Given data —
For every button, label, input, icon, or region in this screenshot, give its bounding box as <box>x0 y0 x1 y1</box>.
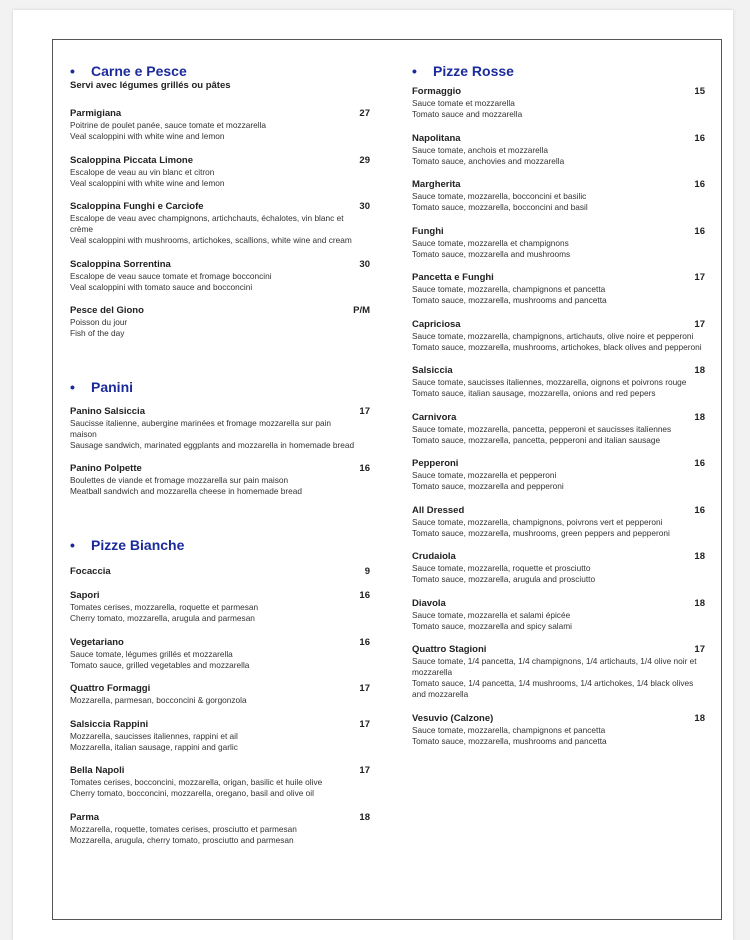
==
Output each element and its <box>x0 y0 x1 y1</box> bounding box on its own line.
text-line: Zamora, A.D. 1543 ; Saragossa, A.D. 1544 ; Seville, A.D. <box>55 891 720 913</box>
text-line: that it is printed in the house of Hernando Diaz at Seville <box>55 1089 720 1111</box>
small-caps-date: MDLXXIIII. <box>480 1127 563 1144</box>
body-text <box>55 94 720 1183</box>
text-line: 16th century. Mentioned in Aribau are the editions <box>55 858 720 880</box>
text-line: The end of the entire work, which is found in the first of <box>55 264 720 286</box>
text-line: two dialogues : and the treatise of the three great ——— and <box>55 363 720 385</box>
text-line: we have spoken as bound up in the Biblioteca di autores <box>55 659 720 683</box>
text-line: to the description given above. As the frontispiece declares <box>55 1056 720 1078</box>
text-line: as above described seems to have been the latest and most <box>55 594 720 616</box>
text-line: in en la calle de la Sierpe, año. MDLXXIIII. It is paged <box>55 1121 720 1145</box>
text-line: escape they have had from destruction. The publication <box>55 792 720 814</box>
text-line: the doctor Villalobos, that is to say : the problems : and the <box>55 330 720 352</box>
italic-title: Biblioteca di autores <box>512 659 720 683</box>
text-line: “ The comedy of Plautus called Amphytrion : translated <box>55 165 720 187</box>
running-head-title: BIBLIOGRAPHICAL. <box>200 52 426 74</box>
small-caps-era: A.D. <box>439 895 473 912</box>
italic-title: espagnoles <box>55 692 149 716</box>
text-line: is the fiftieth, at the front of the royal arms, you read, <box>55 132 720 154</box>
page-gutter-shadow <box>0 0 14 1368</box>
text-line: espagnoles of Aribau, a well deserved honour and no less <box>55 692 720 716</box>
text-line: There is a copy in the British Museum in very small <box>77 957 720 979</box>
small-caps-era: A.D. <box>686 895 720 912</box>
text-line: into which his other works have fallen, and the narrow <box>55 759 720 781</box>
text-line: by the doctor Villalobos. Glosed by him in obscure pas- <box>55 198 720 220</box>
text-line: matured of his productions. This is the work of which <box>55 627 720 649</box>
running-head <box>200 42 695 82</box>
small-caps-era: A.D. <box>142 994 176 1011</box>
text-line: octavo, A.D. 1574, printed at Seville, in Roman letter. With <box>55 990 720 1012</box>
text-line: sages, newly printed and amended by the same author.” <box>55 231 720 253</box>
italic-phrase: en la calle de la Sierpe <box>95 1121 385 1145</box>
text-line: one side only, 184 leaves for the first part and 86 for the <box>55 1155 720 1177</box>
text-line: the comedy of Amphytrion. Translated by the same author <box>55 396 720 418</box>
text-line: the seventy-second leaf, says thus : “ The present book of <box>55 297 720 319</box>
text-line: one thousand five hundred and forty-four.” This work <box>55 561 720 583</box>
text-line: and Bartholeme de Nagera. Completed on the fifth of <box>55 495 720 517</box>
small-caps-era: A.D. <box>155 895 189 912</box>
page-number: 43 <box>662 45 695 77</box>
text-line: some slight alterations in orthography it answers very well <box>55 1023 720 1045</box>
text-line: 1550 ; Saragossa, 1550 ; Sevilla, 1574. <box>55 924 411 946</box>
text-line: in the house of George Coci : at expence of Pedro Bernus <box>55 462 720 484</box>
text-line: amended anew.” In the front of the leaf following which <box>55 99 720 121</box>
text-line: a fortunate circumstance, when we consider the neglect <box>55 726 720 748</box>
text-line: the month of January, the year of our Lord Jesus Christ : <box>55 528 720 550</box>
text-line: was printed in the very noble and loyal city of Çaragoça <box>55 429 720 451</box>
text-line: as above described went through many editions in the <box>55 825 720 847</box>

Challenge — Reproduce everything in the listing above from the line containing "Output each element" down to the line containing "body-text <box>55 94 720 1183</box>", with both of those lines included and nothing changed.

Correct answer —
Output each element and its <box>x0 y0 x1 y1</box> bounding box on its own line.
text-line: Zamora, A.D. 1543 ; Saragossa, A.D. 1544 ; Seville, A.D. <box>55 891 720 913</box>
text-line: that it is printed in the house of Hernando Diaz at Seville <box>55 1089 720 1111</box>
small-caps-date: MDLXXIIII. <box>480 1127 563 1144</box>
body-text <box>55 94 720 1183</box>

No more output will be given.